#### WHAT THE TASK REQUIRES:
Below are the records. Count the lines containing the string "label", and reply with the number alone.

▼

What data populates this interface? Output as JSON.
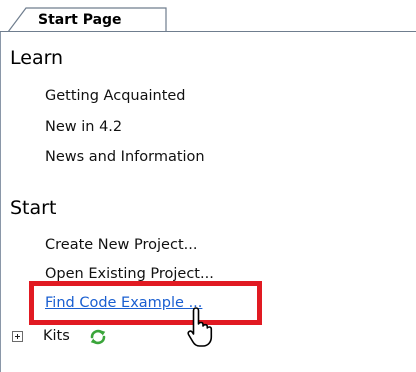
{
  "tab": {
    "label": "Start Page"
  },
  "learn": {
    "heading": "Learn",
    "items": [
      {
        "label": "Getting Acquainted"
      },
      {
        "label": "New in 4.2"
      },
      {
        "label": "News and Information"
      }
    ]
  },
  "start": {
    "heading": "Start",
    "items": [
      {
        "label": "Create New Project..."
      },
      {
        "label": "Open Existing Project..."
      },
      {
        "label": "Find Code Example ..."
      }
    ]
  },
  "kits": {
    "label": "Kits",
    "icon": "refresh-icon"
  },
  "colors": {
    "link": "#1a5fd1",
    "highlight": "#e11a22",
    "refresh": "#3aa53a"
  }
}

▲

#### RESPONSE TO THIS TASK:
8